** start of Entries provided **

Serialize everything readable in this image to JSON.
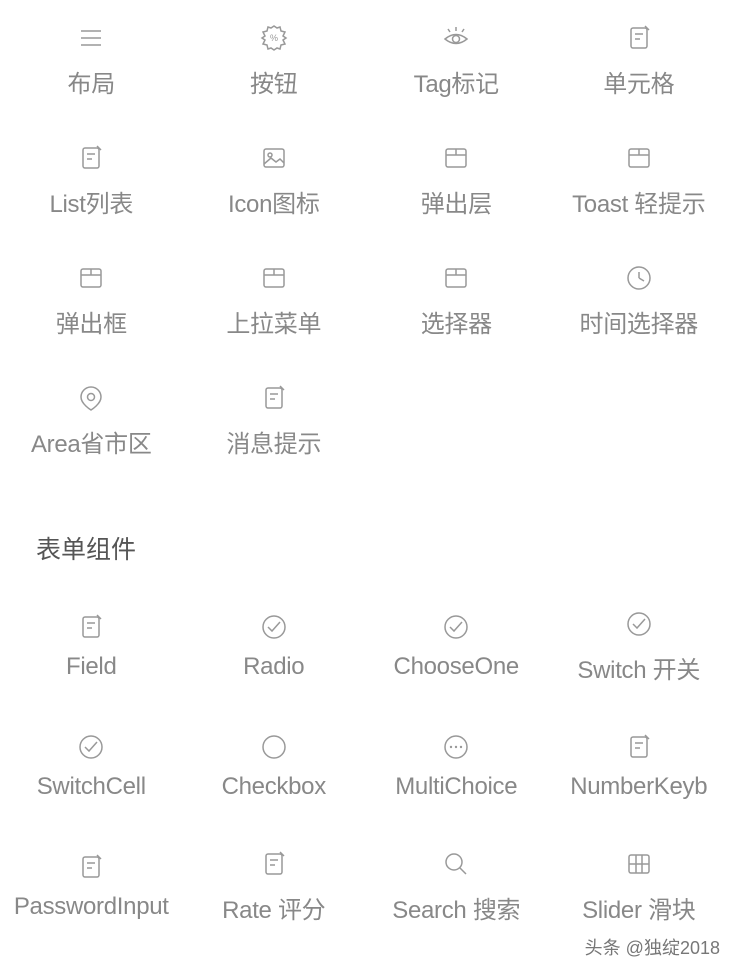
{
  "section1": {
    "items": [
      {
        "label": "布局",
        "icon": "menu-icon"
      },
      {
        "label": "按钮",
        "icon": "badge-icon"
      },
      {
        "label": "Tag标记",
        "icon": "eye-icon"
      },
      {
        "label": "单元格",
        "icon": "note-icon"
      },
      {
        "label": "List列表",
        "icon": "note-icon"
      },
      {
        "label": "Icon图标",
        "icon": "image-icon"
      },
      {
        "label": "弹出层",
        "icon": "box-icon"
      },
      {
        "label": "Toast 轻提示",
        "icon": "box-icon"
      },
      {
        "label": "弹出框",
        "icon": "box-icon"
      },
      {
        "label": "上拉菜单",
        "icon": "box-icon"
      },
      {
        "label": "选择器",
        "icon": "box-icon"
      },
      {
        "label": "时间选择器",
        "icon": "clock-icon"
      },
      {
        "label": "Area省市区",
        "icon": "location-icon"
      },
      {
        "label": "消息提示",
        "icon": "note-icon"
      }
    ]
  },
  "section2": {
    "title": "表单组件",
    "items": [
      {
        "label": "Field",
        "icon": "note-icon"
      },
      {
        "label": "Radio",
        "icon": "check-circle-icon"
      },
      {
        "label": "ChooseOne",
        "icon": "check-circle-icon"
      },
      {
        "label": "Switch 开关",
        "icon": "check-circle-icon"
      },
      {
        "label": "SwitchCell",
        "icon": "check-circle-icon"
      },
      {
        "label": "Checkbox",
        "icon": "circle-icon"
      },
      {
        "label": "MultiChoice",
        "icon": "more-circle-icon"
      },
      {
        "label": "NumberKeyb",
        "icon": "note-icon"
      },
      {
        "label": "PasswordInput",
        "icon": "note-icon"
      },
      {
        "label": "Rate 评分",
        "icon": "note-icon"
      },
      {
        "label": "Search 搜索",
        "icon": "search-icon"
      },
      {
        "label": "Slider 滑块",
        "icon": "grid-icon"
      }
    ]
  },
  "watermark": "头条 @独绽2018"
}
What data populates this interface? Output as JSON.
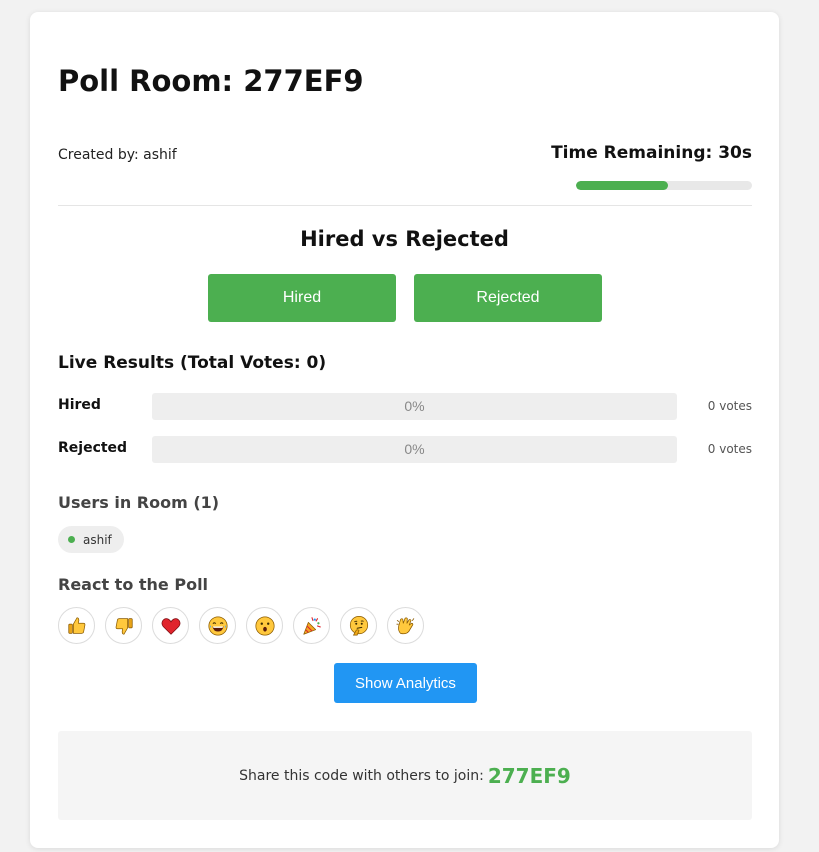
{
  "room": {
    "title": "Poll Room: 277EF9",
    "created_by": "Created by: ashif",
    "time_remaining": "Time Remaining: 30s",
    "time_progress_percent": 52
  },
  "poll": {
    "question": "Hired vs Rejected",
    "options": [
      "Hired",
      "Rejected"
    ]
  },
  "results": {
    "heading": "Live Results (Total Votes: 0)",
    "rows": [
      {
        "label": "Hired",
        "percent_text": "0%",
        "percent": 0,
        "votes": "0 votes"
      },
      {
        "label": "Rejected",
        "percent_text": "0%",
        "percent": 0,
        "votes": "0 votes"
      }
    ]
  },
  "users": {
    "heading": "Users in Room (1)",
    "list": [
      "ashif"
    ],
    "online_color": "#4caf50"
  },
  "reactions": {
    "heading": "React to the Poll",
    "icons": [
      "thumbs-up-icon",
      "thumbs-down-icon",
      "heart-icon",
      "laughing-face-icon",
      "surprised-face-icon",
      "party-popper-icon",
      "thinking-face-icon",
      "clapping-hands-icon"
    ]
  },
  "actions": {
    "show_analytics": "Show Analytics"
  },
  "share": {
    "text": "Share this code with others to join:",
    "code": "277EF9"
  },
  "colors": {
    "accent_green": "#4caf50",
    "accent_blue": "#2196f3"
  }
}
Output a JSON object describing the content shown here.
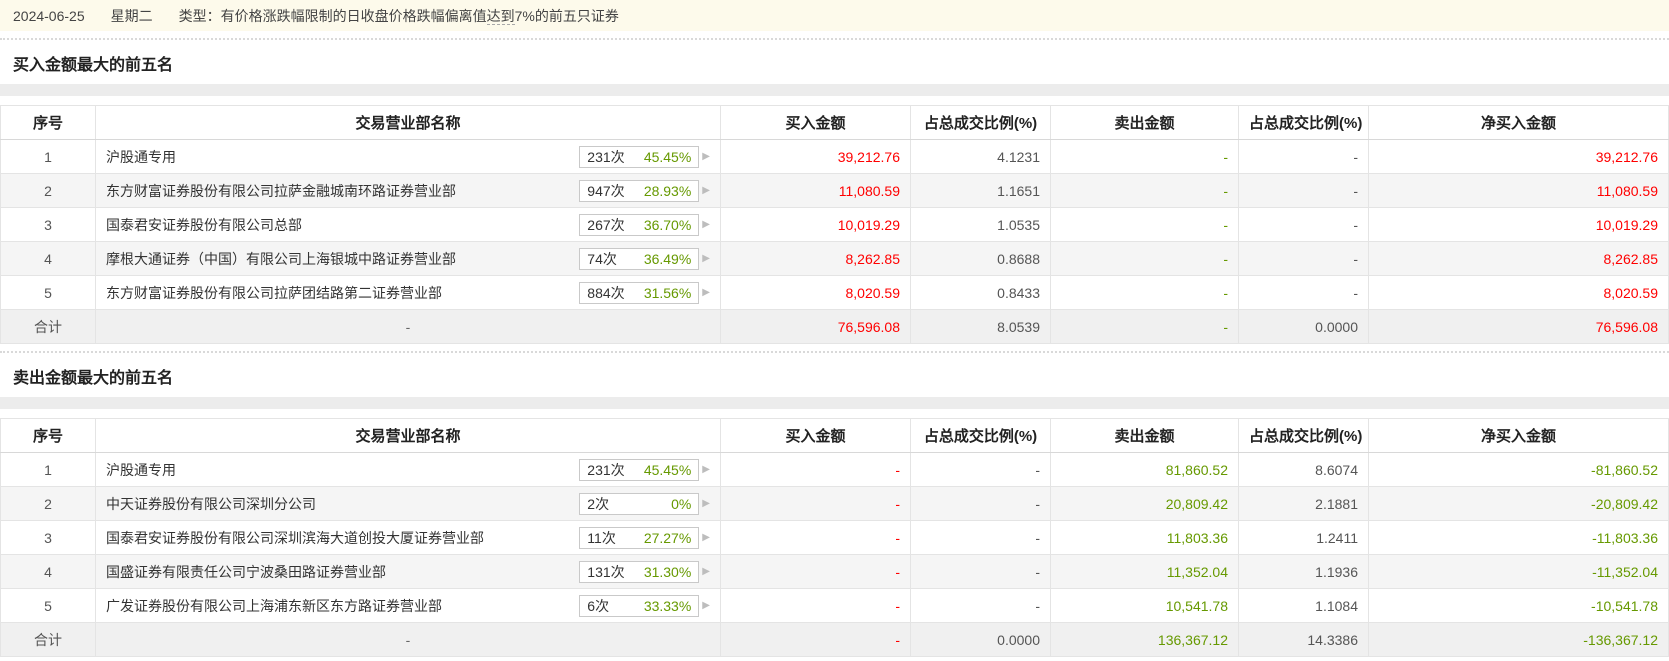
{
  "colors": {
    "red": "#ff0000",
    "green": "#669900",
    "gray_text": "#555555",
    "topbar_bg": "#fdfaeb"
  },
  "top_bar": {
    "date": "2024-06-25",
    "weekday": "星期二",
    "type_label": "类型：",
    "type_text_pre": "有价格涨跌幅限制的日收盘价格跌幅偏离值",
    "type_text_em": "达到",
    "type_text_post": "7%的前五只证券"
  },
  "columns": [
    "序号",
    "交易营业部名称",
    "买入金额",
    "占总成交比例(%)",
    "卖出金额",
    "占总成交比例(%)",
    "净买入金额"
  ],
  "buy_section": {
    "title": "买入金额最大的前五名",
    "rows": [
      {
        "no": "1",
        "name": "沪股通专用",
        "count": "231次",
        "pct": "45.45%",
        "buy": "39,212.76",
        "buy_ratio": "4.1231",
        "sell": "-",
        "sell_ratio": "-",
        "net": "39,212.76"
      },
      {
        "no": "2",
        "name": "东方财富证券股份有限公司拉萨金融城南环路证券营业部",
        "count": "947次",
        "pct": "28.93%",
        "buy": "11,080.59",
        "buy_ratio": "1.1651",
        "sell": "-",
        "sell_ratio": "-",
        "net": "11,080.59"
      },
      {
        "no": "3",
        "name": "国泰君安证券股份有限公司总部",
        "count": "267次",
        "pct": "36.70%",
        "buy": "10,019.29",
        "buy_ratio": "1.0535",
        "sell": "-",
        "sell_ratio": "-",
        "net": "10,019.29"
      },
      {
        "no": "4",
        "name": "摩根大通证券（中国）有限公司上海银城中路证券营业部",
        "count": "74次",
        "pct": "36.49%",
        "buy": "8,262.85",
        "buy_ratio": "0.8688",
        "sell": "-",
        "sell_ratio": "-",
        "net": "8,262.85"
      },
      {
        "no": "5",
        "name": "东方财富证券股份有限公司拉萨团结路第二证券营业部",
        "count": "884次",
        "pct": "31.56%",
        "buy": "8,020.59",
        "buy_ratio": "0.8433",
        "sell": "-",
        "sell_ratio": "-",
        "net": "8,020.59"
      }
    ],
    "total": {
      "no": "合计",
      "name": "-",
      "buy": "76,596.08",
      "buy_ratio": "8.0539",
      "sell": "-",
      "sell_ratio": "0.0000",
      "net": "76,596.08"
    }
  },
  "sell_section": {
    "title": "卖出金额最大的前五名",
    "rows": [
      {
        "no": "1",
        "name": "沪股通专用",
        "count": "231次",
        "pct": "45.45%",
        "buy": "-",
        "buy_ratio": "-",
        "sell": "81,860.52",
        "sell_ratio": "8.6074",
        "net": "-81,860.52"
      },
      {
        "no": "2",
        "name": "中天证券股份有限公司深圳分公司",
        "count": "2次",
        "pct": "0%",
        "buy": "-",
        "buy_ratio": "-",
        "sell": "20,809.42",
        "sell_ratio": "2.1881",
        "net": "-20,809.42"
      },
      {
        "no": "3",
        "name": "国泰君安证券股份有限公司深圳滨海大道创投大厦证券营业部",
        "count": "11次",
        "pct": "27.27%",
        "buy": "-",
        "buy_ratio": "-",
        "sell": "11,803.36",
        "sell_ratio": "1.2411",
        "net": "-11,803.36"
      },
      {
        "no": "4",
        "name": "国盛证券有限责任公司宁波桑田路证券营业部",
        "count": "131次",
        "pct": "31.30%",
        "buy": "-",
        "buy_ratio": "-",
        "sell": "11,352.04",
        "sell_ratio": "1.1936",
        "net": "-11,352.04"
      },
      {
        "no": "5",
        "name": "广发证券股份有限公司上海浦东新区东方路证券营业部",
        "count": "6次",
        "pct": "33.33%",
        "buy": "-",
        "buy_ratio": "-",
        "sell": "10,541.78",
        "sell_ratio": "1.1084",
        "net": "-10,541.78"
      }
    ],
    "total": {
      "no": "合计",
      "name": "-",
      "buy": "-",
      "buy_ratio": "0.0000",
      "sell": "136,367.12",
      "sell_ratio": "14.3386",
      "net": "-136,367.12"
    }
  },
  "icons": {
    "chevron_right": "▶"
  }
}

** end of Entries provided **

__Your task__:
Except for the pictures, copy every line of the records above exactly.

__Solution to this task__:
Serialize everything readable in this image to JSON.
{
  "section1": {
    "items": [
      {
        "label": "布局",
        "icon": "menu-icon"
      },
      {
        "label": "按钮",
        "icon": "badge-icon"
      },
      {
        "label": "Tag标记",
        "icon": "eye-icon"
      },
      {
        "label": "单元格",
        "icon": "note-icon"
      },
      {
        "label": "List列表",
        "icon": "note-icon"
      },
      {
        "label": "Icon图标",
        "icon": "image-icon"
      },
      {
        "label": "弹出层",
        "icon": "box-icon"
      },
      {
        "label": "Toast 轻提示",
        "icon": "box-icon"
      },
      {
        "label": "弹出框",
        "icon": "box-icon"
      },
      {
        "label": "上拉菜单",
        "icon": "box-icon"
      },
      {
        "label": "选择器",
        "icon": "box-icon"
      },
      {
        "label": "时间选择器",
        "icon": "clock-icon"
      },
      {
        "label": "Area省市区",
        "icon": "location-icon"
      },
      {
        "label": "消息提示",
        "icon": "note-icon"
      }
    ]
  },
  "section2": {
    "title": "表单组件",
    "items": [
      {
        "label": "Field",
        "icon": "note-icon"
      },
      {
        "label": "Radio",
        "icon": "check-circle-icon"
      },
      {
        "label": "ChooseOne",
        "icon": "check-circle-icon"
      },
      {
        "label": "Switch 开关",
        "icon": "check-circle-icon"
      },
      {
        "label": "SwitchCell",
        "icon": "check-circle-icon"
      },
      {
        "label": "Checkbox",
        "icon": "circle-icon"
      },
      {
        "label": "MultiChoice",
        "icon": "more-circle-icon"
      },
      {
        "label": "NumberKeyb",
        "icon": "note-icon"
      },
      {
        "label": "PasswordInput",
        "icon": "note-icon"
      },
      {
        "label": "Rate 评分",
        "icon": "note-icon"
      },
      {
        "label": "Search 搜索",
        "icon": "search-icon"
      },
      {
        "label": "Slider 滑块",
        "icon": "grid-icon"
      }
    ]
  },
  "watermark": "头条 @独绽2018"
}
What data populates this interface? Output as JSON.
{
  "room": {
    "title": "Poll Room: 277EF9",
    "created_by": "Created by: ashif",
    "time_remaining": "Time Remaining: 30s",
    "time_progress_percent": 52
  },
  "poll": {
    "question": "Hired vs Rejected",
    "options": [
      "Hired",
      "Rejected"
    ]
  },
  "results": {
    "heading": "Live Results (Total Votes: 0)",
    "rows": [
      {
        "label": "Hired",
        "percent_text": "0%",
        "percent": 0,
        "votes": "0 votes"
      },
      {
        "label": "Rejected",
        "percent_text": "0%",
        "percent": 0,
        "votes": "0 votes"
      }
    ]
  },
  "users": {
    "heading": "Users in Room (1)",
    "list": [
      "ashif"
    ],
    "online_color": "#4caf50"
  },
  "reactions": {
    "heading": "React to the Poll",
    "icons": [
      "thumbs-up-icon",
      "thumbs-down-icon",
      "heart-icon",
      "laughing-face-icon",
      "surprised-face-icon",
      "party-popper-icon",
      "thinking-face-icon",
      "clapping-hands-icon"
    ]
  },
  "actions": {
    "show_analytics": "Show Analytics"
  },
  "share": {
    "text": "Share this code with others to join:",
    "code": "277EF9"
  },
  "colors": {
    "accent_green": "#4caf50",
    "accent_blue": "#2196f3"
  }
}
Output a JSON object describing the content shown here.
{
  "colors": {
    "red": "#ff0000",
    "green": "#669900",
    "gray_text": "#555555",
    "topbar_bg": "#fdfaeb"
  },
  "top_bar": {
    "date": "2024-06-25",
    "weekday": "星期二",
    "type_label": "类型：",
    "type_text_pre": "有价格涨跌幅限制的日收盘价格跌幅偏离值",
    "type_text_em": "达到",
    "type_text_post": "7%的前五只证券"
  },
  "columns": [
    "序号",
    "交易营业部名称",
    "买入金额",
    "占总成交比例(%)",
    "卖出金额",
    "占总成交比例(%)",
    "净买入金额"
  ],
  "buy_section": {
    "title": "买入金额最大的前五名",
    "rows": [
      {
        "no": "1",
        "name": "沪股通专用",
        "count": "231次",
        "pct": "45.45%",
        "buy": "39,212.76",
        "buy_ratio": "4.1231",
        "sell": "-",
        "sell_ratio": "-",
        "net": "39,212.76"
      },
      {
        "no": "2",
        "name": "东方财富证券股份有限公司拉萨金融城南环路证券营业部",
        "count": "947次",
        "pct": "28.93%",
        "buy": "11,080.59",
        "buy_ratio": "1.1651",
        "sell": "-",
        "sell_ratio": "-",
        "net": "11,080.59"
      },
      {
        "no": "3",
        "name": "国泰君安证券股份有限公司总部",
        "count": "267次",
        "pct": "36.70%",
        "buy": "10,019.29",
        "buy_ratio": "1.0535",
        "sell": "-",
        "sell_ratio": "-",
        "net": "10,019.29"
      },
      {
        "no": "4",
        "name": "摩根大通证券（中国）有限公司上海银城中路证券营业部",
        "count": "74次",
        "pct": "36.49%",
        "buy": "8,262.85",
        "buy_ratio": "0.8688",
        "sell": "-",
        "sell_ratio": "-",
        "net": "8,262.85"
      },
      {
        "no": "5",
        "name": "东方财富证券股份有限公司拉萨团结路第二证券营业部",
        "count": "884次",
        "pct": "31.56%",
        "buy": "8,020.59",
        "buy_ratio": "0.8433",
        "sell": "-",
        "sell_ratio": "-",
        "net": "8,020.59"
      }
    ],
    "total": {
      "no": "合计",
      "name": "-",
      "buy": "76,596.08",
      "buy_ratio": "8.0539",
      "sell": "-",
      "sell_ratio": "0.0000",
      "net": "76,596.08"
    }
  },
  "sell_section": {
    "title": "卖出金额最大的前五名",
    "rows": [
      {
        "no": "1",
        "name": "沪股通专用",
        "count": "231次",
        "pct": "45.45%",
        "buy": "-",
        "buy_ratio": "-",
        "sell": "81,860.52",
        "sell_ratio": "8.6074",
        "net": "-81,860.52"
      },
      {
        "no": "2",
        "name": "中天证券股份有限公司深圳分公司",
        "count": "2次",
        "pct": "0%",
        "buy": "-",
        "buy_ratio": "-",
        "sell": "20,809.42",
        "sell_ratio": "2.1881",
        "net": "-20,809.42"
      },
      {
        "no": "3",
        "name": "国泰君安证券股份有限公司深圳滨海大道创投大厦证券营业部",
        "count": "11次",
        "pct": "27.27%",
        "buy": "-",
        "buy_ratio": "-",
        "sell": "11,803.36",
        "sell_ratio": "1.2411",
        "net": "-11,803.36"
      },
      {
        "no": "4",
        "name": "国盛证券有限责任公司宁波桑田路证券营业部",
        "count": "131次",
        "pct": "31.30%",
        "buy": "-",
        "buy_ratio": "-",
        "sell": "11,352.04",
        "sell_ratio": "1.1936",
        "net": "-11,352.04"
      },
      {
        "no": "5",
        "name": "广发证券股份有限公司上海浦东新区东方路证券营业部",
        "count": "6次",
        "pct": "33.33%",
        "buy": "-",
        "buy_ratio": "-",
        "sell": "10,541.78",
        "sell_ratio": "1.1084",
        "net": "-10,541.78"
      }
    ],
    "total": {
      "no": "合计",
      "name": "-",
      "buy": "-",
      "buy_ratio": "0.0000",
      "sell": "136,367.12",
      "sell_ratio": "14.3386",
      "net": "-136,367.12"
    }
  },
  "icons": {
    "chevron_right": "▶"
  }
}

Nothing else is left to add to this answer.